=== Written exercise ===
Transcribe every line, keeping it exact.

-- start of Given data --

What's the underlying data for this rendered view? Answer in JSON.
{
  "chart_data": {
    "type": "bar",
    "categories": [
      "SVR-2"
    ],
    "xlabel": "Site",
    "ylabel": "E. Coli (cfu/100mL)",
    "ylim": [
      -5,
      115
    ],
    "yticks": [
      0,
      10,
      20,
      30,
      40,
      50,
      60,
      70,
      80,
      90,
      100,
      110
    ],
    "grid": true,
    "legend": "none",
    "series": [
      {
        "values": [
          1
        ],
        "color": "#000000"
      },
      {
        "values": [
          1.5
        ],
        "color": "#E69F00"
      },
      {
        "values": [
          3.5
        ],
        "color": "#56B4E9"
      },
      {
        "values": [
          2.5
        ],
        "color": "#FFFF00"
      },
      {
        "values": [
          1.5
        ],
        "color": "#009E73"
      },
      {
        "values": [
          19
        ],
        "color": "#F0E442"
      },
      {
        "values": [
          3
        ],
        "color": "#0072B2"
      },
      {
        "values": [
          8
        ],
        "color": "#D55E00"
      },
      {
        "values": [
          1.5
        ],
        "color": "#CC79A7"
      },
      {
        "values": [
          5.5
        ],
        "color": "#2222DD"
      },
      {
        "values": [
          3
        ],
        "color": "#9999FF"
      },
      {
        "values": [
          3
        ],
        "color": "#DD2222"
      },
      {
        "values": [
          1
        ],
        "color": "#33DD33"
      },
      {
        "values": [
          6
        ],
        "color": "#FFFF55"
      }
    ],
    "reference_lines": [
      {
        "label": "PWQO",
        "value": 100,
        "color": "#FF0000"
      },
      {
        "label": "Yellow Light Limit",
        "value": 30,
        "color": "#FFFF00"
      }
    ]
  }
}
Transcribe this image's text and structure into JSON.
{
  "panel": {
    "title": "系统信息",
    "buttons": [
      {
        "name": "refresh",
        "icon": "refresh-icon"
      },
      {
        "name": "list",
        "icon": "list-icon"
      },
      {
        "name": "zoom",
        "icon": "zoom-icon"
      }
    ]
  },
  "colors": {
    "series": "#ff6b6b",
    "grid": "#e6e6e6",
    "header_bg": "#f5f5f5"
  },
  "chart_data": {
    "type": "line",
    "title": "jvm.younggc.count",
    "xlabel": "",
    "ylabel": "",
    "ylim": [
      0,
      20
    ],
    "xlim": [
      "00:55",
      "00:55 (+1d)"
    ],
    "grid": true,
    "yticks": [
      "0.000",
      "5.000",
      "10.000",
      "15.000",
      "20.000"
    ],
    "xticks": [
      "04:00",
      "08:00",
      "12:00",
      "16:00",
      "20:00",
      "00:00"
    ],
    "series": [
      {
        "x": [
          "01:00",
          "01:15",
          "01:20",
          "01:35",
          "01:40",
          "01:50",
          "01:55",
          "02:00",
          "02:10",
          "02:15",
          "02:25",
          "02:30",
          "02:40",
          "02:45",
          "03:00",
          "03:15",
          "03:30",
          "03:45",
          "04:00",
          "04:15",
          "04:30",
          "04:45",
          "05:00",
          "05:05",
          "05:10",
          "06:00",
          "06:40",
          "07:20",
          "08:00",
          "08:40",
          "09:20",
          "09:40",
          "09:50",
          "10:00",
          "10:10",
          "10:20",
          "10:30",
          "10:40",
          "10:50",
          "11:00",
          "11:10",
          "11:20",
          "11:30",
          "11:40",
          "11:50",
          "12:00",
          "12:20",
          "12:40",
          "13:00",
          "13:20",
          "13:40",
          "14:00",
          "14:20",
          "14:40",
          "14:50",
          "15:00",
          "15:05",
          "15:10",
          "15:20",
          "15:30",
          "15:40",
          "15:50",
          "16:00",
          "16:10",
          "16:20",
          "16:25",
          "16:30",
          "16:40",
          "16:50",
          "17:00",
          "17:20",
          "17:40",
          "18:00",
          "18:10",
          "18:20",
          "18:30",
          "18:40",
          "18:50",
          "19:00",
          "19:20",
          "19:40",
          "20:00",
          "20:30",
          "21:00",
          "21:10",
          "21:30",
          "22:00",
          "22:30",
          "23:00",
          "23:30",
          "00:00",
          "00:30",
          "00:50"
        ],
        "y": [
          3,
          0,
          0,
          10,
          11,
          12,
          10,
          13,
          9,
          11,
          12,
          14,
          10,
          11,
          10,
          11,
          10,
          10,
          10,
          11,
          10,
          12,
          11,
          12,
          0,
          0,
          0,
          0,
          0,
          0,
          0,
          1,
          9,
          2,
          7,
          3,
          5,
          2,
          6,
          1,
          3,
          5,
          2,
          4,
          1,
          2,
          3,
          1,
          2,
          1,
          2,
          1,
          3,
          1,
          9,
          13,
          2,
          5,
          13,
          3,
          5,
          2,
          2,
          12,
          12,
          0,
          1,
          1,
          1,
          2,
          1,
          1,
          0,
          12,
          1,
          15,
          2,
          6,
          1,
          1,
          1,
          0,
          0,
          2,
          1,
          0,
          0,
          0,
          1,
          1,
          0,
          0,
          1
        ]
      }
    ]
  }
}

-- end of Given data --

=== Result ===
What's the underlying data for this rendered view? Answer in JSON.
{
  "chart_data": {
    "type": "bar",
    "categories": [
      "SVR-2"
    ],
    "xlabel": "Site",
    "ylabel": "E. Coli (cfu/100mL)",
    "ylim": [
      -5,
      115
    ],
    "yticks": [
      0,
      10,
      20,
      30,
      40,
      50,
      60,
      70,
      80,
      90,
      100,
      110
    ],
    "grid": true,
    "legend": "none",
    "series": [
      {
        "values": [
          1
        ],
        "color": "#000000"
      },
      {
        "values": [
          1.5
        ],
        "color": "#E69F00"
      },
      {
        "values": [
          3.5
        ],
        "color": "#56B4E9"
      },
      {
        "values": [
          2.5
        ],
        "color": "#FFFF00"
      },
      {
        "values": [
          1.5
        ],
        "color": "#009E73"
      },
      {
        "values": [
          19
        ],
        "color": "#F0E442"
      },
      {
        "values": [
          3
        ],
        "color": "#0072B2"
      },
      {
        "values": [
          8
        ],
        "color": "#D55E00"
      },
      {
        "values": [
          1.5
        ],
        "color": "#CC79A7"
      },
      {
        "values": [
          5.5
        ],
        "color": "#2222DD"
      },
      {
        "values": [
          3
        ],
        "color": "#9999FF"
      },
      {
        "values": [
          3
        ],
        "color": "#DD2222"
      },
      {
        "values": [
          1
        ],
        "color": "#33DD33"
      },
      {
        "values": [
          6
        ],
        "color": "#FFFF55"
      }
    ],
    "reference_lines": [
      {
        "label": "PWQO",
        "value": 100,
        "color": "#FF0000"
      },
      {
        "label": "Yellow Light Limit",
        "value": 30,
        "color": "#FFFF00"
      }
    ]
  }
}
Transcribe this image's text and structure into JSON.
{
  "panel": {
    "title": "系统信息",
    "buttons": [
      {
        "name": "refresh",
        "icon": "refresh-icon"
      },
      {
        "name": "list",
        "icon": "list-icon"
      },
      {
        "name": "zoom",
        "icon": "zoom-icon"
      }
    ]
  },
  "colors": {
    "series": "#ff6b6b",
    "grid": "#e6e6e6",
    "header_bg": "#f5f5f5"
  },
  "chart_data": {
    "type": "line",
    "title": "jvm.younggc.count",
    "xlabel": "",
    "ylabel": "",
    "ylim": [
      0,
      20
    ],
    "xlim": [
      "00:55",
      "00:55 (+1d)"
    ],
    "grid": true,
    "yticks": [
      "0.000",
      "5.000",
      "10.000",
      "15.000",
      "20.000"
    ],
    "xticks": [
      "04:00",
      "08:00",
      "12:00",
      "16:00",
      "20:00",
      "00:00"
    ],
    "series": [
      {
        "x": [
          "01:00",
          "01:15",
          "01:20",
          "01:35",
          "01:40",
          "01:50",
          "01:55",
          "02:00",
          "02:10",
          "02:15",
          "02:25",
          "02:30",
          "02:40",
          "02:45",
          "03:00",
          "03:15",
          "03:30",
          "03:45",
          "04:00",
          "04:15",
          "04:30",
          "04:45",
          "05:00",
          "05:05",
          "05:10",
          "06:00",
          "06:40",
          "07:20",
          "08:00",
          "08:40",
          "09:20",
          "09:40",
          "09:50",
          "10:00",
          "10:10",
          "10:20",
          "10:30",
          "10:40",
          "10:50",
          "11:00",
          "11:10",
          "11:20",
          "11:30",
          "11:40",
          "11:50",
          "12:00",
          "12:20",
          "12:40",
          "13:00",
          "13:20",
          "13:40",
          "14:00",
          "14:20",
          "14:40",
          "14:50",
          "15:00",
          "15:05",
          "15:10",
          "15:20",
          "15:30",
          "15:40",
          "15:50",
          "16:00",
          "16:10",
          "16:20",
          "16:25",
          "16:30",
          "16:40",
          "16:50",
          "17:00",
          "17:20",
          "17:40",
          "18:00",
          "18:10",
          "18:20",
          "18:30",
          "18:40",
          "18:50",
          "19:00",
          "19:20",
          "19:40",
          "20:00",
          "20:30",
          "21:00",
          "21:10",
          "21:30",
          "22:00",
          "22:30",
          "23:00",
          "23:30",
          "00:00",
          "00:30",
          "00:50"
        ],
        "y": [
          3,
          0,
          0,
          10,
          11,
          12,
          10,
          13,
          9,
          11,
          12,
          14,
          10,
          11,
          10,
          11,
          10,
          10,
          10,
          11,
          10,
          12,
          11,
          12,
          0,
          0,
          0,
          0,
          0,
          0,
          0,
          1,
          9,
          2,
          7,
          3,
          5,
          2,
          6,
          1,
          3,
          5,
          2,
          4,
          1,
          2,
          3,
          1,
          2,
          1,
          2,
          1,
          3,
          1,
          9,
          13,
          2,
          5,
          13,
          3,
          5,
          2,
          2,
          12,
          12,
          0,
          1,
          1,
          1,
          2,
          1,
          1,
          0,
          12,
          1,
          15,
          2,
          6,
          1,
          1,
          1,
          0,
          0,
          2,
          1,
          0,
          0,
          0,
          1,
          1,
          0,
          0,
          1
        ]
      }
    ]
  }
}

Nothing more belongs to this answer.